"""

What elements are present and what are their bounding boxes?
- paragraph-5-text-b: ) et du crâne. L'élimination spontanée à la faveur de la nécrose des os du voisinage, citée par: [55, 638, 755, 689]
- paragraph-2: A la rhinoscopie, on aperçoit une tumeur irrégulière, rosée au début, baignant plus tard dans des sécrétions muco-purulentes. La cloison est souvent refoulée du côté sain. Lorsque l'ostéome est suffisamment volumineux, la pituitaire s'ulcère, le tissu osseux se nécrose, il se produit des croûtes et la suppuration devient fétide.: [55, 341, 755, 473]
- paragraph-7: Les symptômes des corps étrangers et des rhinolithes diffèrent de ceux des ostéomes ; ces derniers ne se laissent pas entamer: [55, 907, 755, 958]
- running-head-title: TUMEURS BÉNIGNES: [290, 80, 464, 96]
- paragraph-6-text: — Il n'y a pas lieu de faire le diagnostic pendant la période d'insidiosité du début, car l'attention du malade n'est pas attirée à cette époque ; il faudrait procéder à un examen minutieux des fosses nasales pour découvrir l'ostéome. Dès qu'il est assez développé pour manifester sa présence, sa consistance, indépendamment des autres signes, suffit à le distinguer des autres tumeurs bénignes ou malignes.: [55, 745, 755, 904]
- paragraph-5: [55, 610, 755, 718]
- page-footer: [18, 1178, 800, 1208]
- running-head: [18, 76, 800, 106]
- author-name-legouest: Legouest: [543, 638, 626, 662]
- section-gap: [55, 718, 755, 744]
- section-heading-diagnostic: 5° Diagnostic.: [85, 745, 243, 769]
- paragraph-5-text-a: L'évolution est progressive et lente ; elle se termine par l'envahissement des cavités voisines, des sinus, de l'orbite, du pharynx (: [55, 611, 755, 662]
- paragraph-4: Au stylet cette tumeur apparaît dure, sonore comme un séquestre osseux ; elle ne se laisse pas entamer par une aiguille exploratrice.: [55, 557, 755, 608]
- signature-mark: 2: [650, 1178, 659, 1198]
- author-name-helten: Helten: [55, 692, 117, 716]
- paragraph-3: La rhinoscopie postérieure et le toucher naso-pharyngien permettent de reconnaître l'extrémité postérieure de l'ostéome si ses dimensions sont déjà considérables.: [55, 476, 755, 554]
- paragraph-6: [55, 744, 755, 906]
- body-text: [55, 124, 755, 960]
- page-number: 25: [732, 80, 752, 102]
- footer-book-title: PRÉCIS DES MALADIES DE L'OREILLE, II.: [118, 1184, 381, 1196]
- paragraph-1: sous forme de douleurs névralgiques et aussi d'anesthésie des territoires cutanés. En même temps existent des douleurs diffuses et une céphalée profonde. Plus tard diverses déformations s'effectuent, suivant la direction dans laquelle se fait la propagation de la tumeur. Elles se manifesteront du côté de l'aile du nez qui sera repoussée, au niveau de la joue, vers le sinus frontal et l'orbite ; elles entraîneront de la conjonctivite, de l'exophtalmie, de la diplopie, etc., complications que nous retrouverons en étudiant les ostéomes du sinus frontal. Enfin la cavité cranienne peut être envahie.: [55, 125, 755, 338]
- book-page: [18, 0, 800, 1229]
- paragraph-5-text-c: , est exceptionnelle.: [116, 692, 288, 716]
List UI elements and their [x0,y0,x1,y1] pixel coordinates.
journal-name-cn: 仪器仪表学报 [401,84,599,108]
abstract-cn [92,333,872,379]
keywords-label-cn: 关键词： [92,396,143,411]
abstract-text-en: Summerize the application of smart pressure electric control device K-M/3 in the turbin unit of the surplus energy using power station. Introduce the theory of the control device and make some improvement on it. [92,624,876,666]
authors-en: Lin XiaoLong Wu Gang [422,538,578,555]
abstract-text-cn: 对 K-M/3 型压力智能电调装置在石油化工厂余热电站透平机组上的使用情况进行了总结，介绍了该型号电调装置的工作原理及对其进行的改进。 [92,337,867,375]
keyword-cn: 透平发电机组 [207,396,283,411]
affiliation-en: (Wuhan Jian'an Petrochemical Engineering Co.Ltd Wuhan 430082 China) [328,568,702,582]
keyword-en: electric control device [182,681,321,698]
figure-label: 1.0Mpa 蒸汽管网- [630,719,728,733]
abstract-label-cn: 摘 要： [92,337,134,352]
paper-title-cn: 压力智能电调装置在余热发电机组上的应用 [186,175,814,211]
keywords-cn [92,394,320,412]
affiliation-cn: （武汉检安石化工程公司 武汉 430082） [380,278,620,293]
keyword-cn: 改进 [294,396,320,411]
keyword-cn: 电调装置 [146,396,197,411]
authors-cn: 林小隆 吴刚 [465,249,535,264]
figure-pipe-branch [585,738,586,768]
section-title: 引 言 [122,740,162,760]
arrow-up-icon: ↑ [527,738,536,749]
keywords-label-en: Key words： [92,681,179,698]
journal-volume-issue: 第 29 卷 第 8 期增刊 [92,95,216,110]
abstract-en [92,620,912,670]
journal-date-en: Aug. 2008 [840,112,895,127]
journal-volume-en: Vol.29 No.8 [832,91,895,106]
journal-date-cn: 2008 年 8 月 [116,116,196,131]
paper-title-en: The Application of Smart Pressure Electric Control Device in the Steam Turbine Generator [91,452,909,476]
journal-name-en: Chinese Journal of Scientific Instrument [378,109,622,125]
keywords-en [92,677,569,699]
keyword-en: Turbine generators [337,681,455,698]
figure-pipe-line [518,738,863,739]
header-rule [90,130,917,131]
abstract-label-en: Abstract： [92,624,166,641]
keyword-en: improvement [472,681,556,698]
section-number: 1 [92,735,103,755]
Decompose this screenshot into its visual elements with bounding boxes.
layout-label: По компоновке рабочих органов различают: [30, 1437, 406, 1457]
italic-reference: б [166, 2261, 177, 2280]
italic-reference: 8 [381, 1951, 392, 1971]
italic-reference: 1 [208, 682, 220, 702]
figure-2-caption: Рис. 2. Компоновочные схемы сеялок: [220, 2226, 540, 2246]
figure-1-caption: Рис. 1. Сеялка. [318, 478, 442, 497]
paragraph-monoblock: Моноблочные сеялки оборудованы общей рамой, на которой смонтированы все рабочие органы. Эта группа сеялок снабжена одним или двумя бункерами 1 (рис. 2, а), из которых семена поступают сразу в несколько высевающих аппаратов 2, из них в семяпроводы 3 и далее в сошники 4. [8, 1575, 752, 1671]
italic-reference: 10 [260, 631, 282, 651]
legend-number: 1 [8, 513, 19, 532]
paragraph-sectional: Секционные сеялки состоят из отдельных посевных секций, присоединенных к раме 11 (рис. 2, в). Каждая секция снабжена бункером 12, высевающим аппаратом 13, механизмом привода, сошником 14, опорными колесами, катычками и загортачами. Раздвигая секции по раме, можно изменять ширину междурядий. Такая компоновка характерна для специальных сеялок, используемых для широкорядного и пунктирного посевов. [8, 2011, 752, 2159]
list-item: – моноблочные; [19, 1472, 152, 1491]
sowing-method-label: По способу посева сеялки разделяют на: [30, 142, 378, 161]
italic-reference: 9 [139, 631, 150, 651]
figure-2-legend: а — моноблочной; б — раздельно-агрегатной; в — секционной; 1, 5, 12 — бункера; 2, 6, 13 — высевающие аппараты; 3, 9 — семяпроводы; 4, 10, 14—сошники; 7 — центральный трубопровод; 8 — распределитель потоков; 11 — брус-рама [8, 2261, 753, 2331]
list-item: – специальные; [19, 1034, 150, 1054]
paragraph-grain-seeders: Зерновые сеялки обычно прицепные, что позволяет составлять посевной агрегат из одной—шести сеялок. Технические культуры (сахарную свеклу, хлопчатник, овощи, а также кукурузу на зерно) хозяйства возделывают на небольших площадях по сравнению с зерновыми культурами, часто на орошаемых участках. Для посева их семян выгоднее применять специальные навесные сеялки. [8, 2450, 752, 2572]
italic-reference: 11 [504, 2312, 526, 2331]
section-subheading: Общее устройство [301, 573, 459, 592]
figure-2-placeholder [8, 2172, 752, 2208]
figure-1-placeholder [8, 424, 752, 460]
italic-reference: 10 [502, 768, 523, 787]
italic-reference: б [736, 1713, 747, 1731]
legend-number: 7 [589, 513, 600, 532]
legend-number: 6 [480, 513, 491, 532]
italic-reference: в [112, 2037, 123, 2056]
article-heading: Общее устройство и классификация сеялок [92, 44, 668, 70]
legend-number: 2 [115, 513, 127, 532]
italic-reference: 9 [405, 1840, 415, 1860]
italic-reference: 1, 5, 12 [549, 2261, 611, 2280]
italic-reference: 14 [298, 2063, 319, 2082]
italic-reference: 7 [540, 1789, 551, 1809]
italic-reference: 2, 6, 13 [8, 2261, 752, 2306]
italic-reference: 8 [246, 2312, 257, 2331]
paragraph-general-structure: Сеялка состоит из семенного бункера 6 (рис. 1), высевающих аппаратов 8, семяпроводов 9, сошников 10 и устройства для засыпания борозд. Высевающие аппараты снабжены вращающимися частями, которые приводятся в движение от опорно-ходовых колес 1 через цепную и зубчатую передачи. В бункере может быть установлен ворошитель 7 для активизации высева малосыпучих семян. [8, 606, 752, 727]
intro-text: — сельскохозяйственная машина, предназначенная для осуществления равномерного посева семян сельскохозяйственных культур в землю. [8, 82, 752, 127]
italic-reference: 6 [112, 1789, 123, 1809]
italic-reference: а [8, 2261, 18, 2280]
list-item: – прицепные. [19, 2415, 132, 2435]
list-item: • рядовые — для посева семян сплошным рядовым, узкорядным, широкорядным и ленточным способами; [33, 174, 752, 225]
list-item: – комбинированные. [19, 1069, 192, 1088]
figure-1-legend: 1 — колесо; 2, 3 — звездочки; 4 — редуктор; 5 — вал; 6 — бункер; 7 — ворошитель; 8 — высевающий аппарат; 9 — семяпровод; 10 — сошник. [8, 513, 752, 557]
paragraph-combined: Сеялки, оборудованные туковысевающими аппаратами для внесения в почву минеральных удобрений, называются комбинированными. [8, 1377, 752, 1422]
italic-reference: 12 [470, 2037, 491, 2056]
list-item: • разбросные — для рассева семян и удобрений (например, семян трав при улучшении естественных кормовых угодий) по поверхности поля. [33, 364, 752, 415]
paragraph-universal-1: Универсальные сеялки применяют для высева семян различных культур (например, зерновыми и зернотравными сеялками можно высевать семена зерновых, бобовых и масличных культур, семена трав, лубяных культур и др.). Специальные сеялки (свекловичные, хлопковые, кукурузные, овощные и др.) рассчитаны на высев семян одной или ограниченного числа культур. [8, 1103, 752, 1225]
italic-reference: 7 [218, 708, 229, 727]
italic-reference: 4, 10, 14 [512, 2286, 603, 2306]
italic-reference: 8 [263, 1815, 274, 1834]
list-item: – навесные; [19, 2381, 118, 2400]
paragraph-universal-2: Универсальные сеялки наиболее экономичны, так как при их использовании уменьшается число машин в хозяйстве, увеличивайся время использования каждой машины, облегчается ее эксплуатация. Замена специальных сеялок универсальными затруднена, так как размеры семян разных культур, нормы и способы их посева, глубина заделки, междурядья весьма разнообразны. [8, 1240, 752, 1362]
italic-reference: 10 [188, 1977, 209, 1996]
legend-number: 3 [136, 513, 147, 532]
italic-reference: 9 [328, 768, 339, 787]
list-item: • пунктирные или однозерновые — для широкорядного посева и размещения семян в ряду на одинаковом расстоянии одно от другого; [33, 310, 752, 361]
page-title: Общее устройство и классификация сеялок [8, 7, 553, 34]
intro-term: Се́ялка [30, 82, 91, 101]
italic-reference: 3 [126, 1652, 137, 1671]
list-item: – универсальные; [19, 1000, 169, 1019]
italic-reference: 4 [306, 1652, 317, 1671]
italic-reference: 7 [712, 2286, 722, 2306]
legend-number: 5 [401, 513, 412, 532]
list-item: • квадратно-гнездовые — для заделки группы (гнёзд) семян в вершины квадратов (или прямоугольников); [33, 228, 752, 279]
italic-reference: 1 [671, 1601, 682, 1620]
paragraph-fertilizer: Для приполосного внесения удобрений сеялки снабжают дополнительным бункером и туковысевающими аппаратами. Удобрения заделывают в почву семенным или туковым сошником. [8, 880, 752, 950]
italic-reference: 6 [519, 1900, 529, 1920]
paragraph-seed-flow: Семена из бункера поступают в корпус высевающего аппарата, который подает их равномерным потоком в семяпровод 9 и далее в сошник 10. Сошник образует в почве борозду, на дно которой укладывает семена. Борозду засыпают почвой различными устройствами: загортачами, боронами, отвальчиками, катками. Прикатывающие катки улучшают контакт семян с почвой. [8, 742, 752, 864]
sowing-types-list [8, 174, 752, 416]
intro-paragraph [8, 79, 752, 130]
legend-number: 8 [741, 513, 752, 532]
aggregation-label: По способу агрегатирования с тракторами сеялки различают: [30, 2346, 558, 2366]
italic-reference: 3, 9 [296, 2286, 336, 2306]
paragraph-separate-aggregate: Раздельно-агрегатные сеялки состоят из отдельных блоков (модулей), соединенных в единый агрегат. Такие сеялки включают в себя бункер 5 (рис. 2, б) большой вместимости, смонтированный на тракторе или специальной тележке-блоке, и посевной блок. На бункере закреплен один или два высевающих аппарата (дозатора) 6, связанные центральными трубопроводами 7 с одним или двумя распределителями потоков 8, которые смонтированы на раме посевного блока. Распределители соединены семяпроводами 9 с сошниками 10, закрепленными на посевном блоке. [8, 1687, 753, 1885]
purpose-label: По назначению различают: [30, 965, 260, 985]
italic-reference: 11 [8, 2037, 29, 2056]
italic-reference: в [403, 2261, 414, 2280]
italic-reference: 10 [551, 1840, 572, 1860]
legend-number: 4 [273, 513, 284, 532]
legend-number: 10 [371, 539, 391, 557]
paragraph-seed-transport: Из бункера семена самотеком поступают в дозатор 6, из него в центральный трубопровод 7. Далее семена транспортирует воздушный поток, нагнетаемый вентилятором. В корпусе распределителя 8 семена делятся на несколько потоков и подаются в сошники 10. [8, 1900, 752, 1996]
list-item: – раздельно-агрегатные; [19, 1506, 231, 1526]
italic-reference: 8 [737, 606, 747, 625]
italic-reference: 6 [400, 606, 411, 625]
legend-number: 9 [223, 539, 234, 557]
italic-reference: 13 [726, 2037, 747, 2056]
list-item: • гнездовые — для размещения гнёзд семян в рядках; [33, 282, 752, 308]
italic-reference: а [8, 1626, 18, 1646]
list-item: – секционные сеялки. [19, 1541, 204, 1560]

"""

## [Aim]
Copy the lines exactly, from the first one through the line that contains "- running-head-title: TUMEURS", including both.

## [Full output]
What elements are present and what are their bounding boxes?
- paragraph-5-text-b: ) et du crâne. L'élimination spontanée à la faveur de la nécrose des os du voisinage, citée par: [55, 638, 755, 689]
- paragraph-2: A la rhinoscopie, on aperçoit une tumeur irrégulière, rosée au début, baignant plus tard dans des sécrétions muco-purulentes. La cloison est souvent refoulée du côté sain. Lorsque l'ostéome est suffisamment volumineux, la pituitaire s'ulcère, le tissu osseux se nécrose, il se produit des croûtes et la suppuration devient fétide.: [55, 341, 755, 473]
- paragraph-7: Les symptômes des corps étrangers et des rhinolithes diffèrent de ceux des ostéomes ; ces derniers ne se laissent pas entamer: [55, 907, 755, 958]
- running-head-title: TUMEURS BÉNIGNES: [290, 80, 464, 96]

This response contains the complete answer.